Exercise prompt -> Reproduce each line bearing the word "NGCC".

Task material ->
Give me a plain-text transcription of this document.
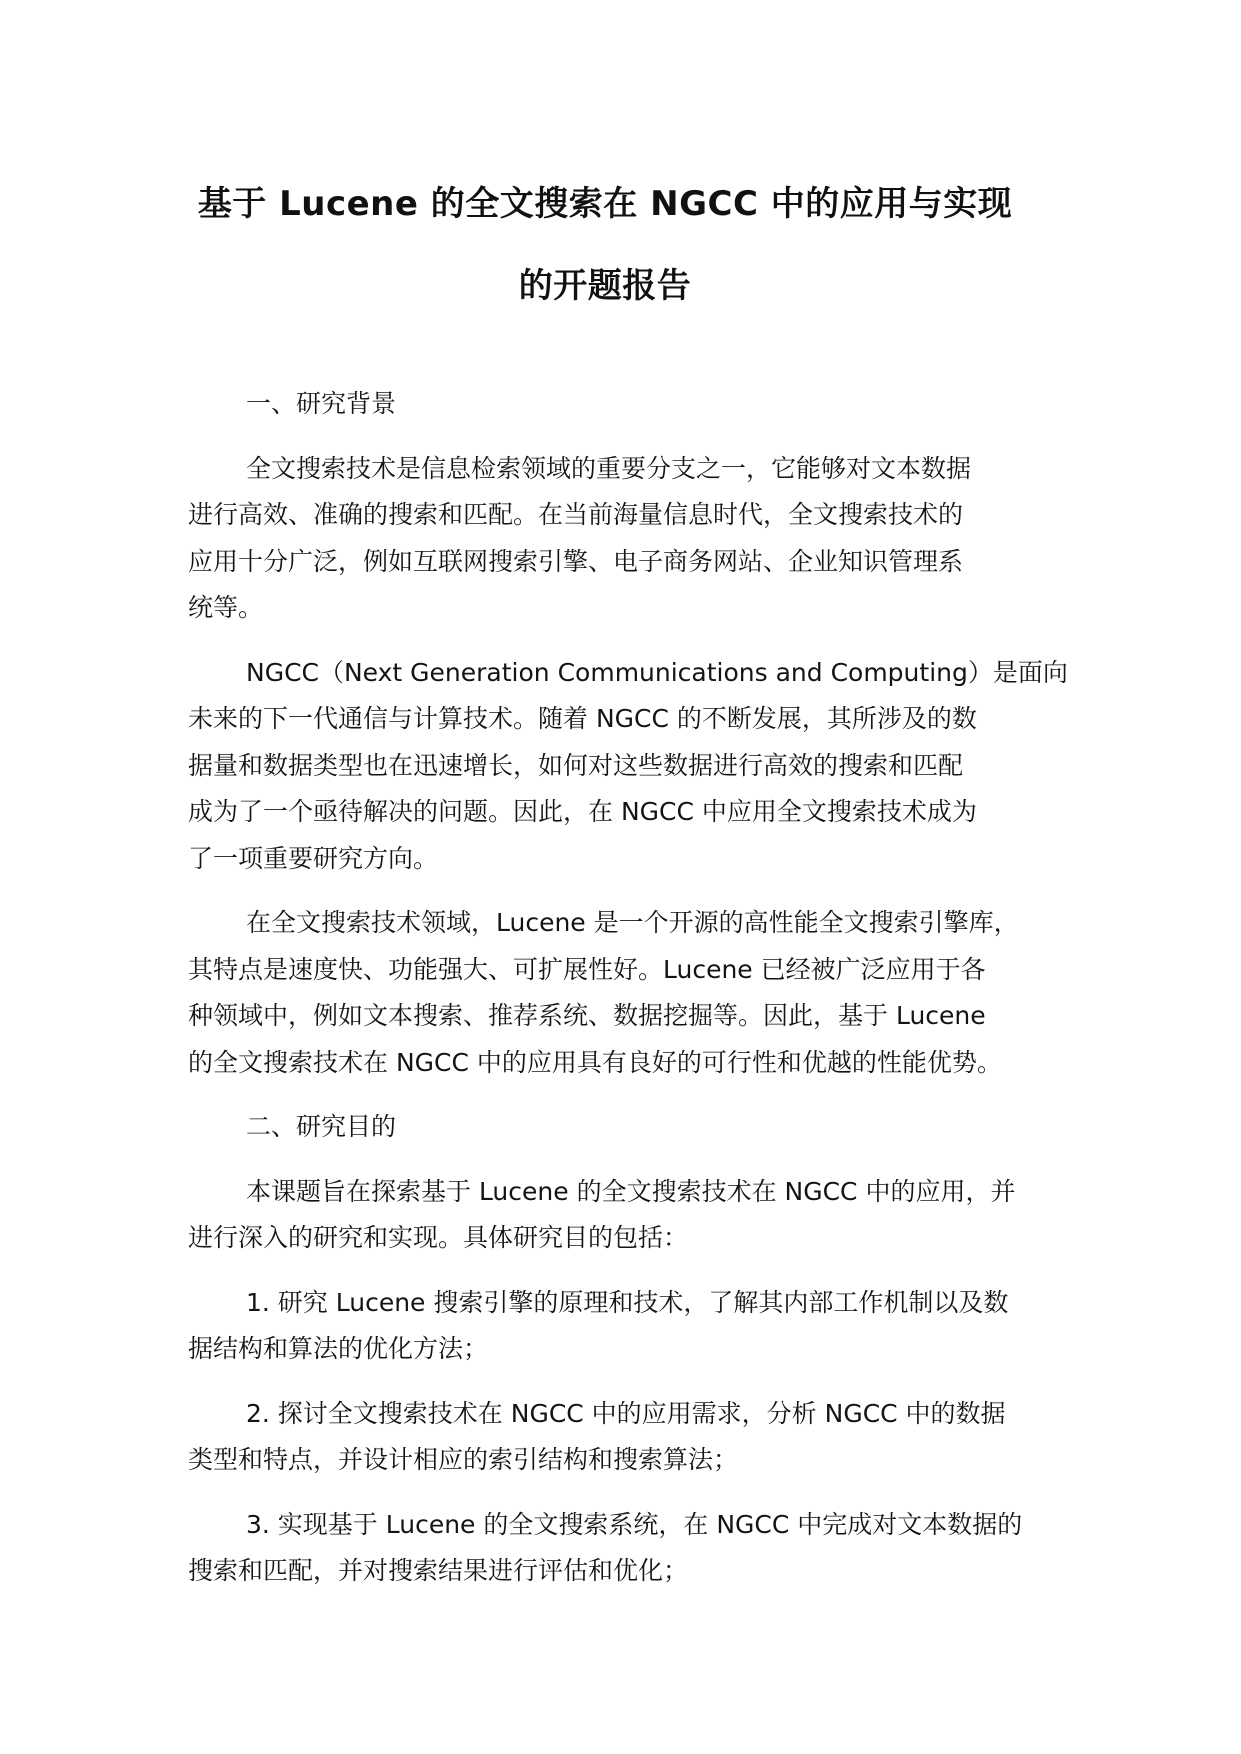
基于 Lucene 的全文搜索在 NGCC 中的应用与实现
的开题报告

一、研究背景

全文搜索技术是信息检索领域的重要分支之一，它能够对文本数据
进行高效、准确的搜索和匹配。在当前海量信息时代，全文搜索技术的
应用十分广泛，例如互联网搜索引擎、电子商务网站、企业知识管理系
统等。

NGCC（Next Generation Communications and Computing）是面向
未来的下一代通信与计算技术。随着 NGCC 的不断发展，其所涉及的数
据量和数据类型也在迅速增长，如何对这些数据进行高效的搜索和匹配
成为了一个亟待解决的问题。因此，在 NGCC 中应用全文搜索技术成为
了一项重要研究方向。

在全文搜索技术领域，Lucene 是一个开源的高性能全文搜索引擎库，
其特点是速度快、功能强大、可扩展性好。Lucene 已经被广泛应用于各
种领域中，例如文本搜索、推荐系统、数据挖掘等。因此，基于 Lucene
的全文搜索技术在 NGCC 中的应用具有良好的可行性和优越的性能优势。

二、研究目的

本课题旨在探索基于 Lucene 的全文搜索技术在 NGCC 中的应用，并
进行深入的研究和实现。具体研究目的包括：

1. 研究 Lucene 搜索引擎的原理和技术，了解其内部工作机制以及数
据结构和算法的优化方法；

2. 探讨全文搜索技术在 NGCC 中的应用需求，分析 NGCC 中的数据
类型和特点，并设计相应的索引结构和搜索算法；

3. 实现基于 Lucene 的全文搜索系统，在 NGCC 中完成对文本数据的
搜索和匹配，并对搜索结果进行评估和优化；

Written answer ->
基于 Lucene 的全文搜索在 NGCC 中的应用与实现
NGCC（Next Generation Communications and Computing）是面向
未来的下一代通信与计算技术。随着 NGCC 的不断发展，其所涉及的数
成为了一个亟待解决的问题。因此，在 NGCC 中应用全文搜索技术成为
的全文搜索技术在 NGCC 中的应用具有良好的可行性和优越的性能优势。
本课题旨在探索基于 Lucene 的全文搜索技术在 NGCC 中的应用，并
2. 探讨全文搜索技术在 NGCC 中的应用需求，分析 NGCC 中的数据
3. 实现基于 Lucene 的全文搜索系统，在 NGCC 中完成对文本数据的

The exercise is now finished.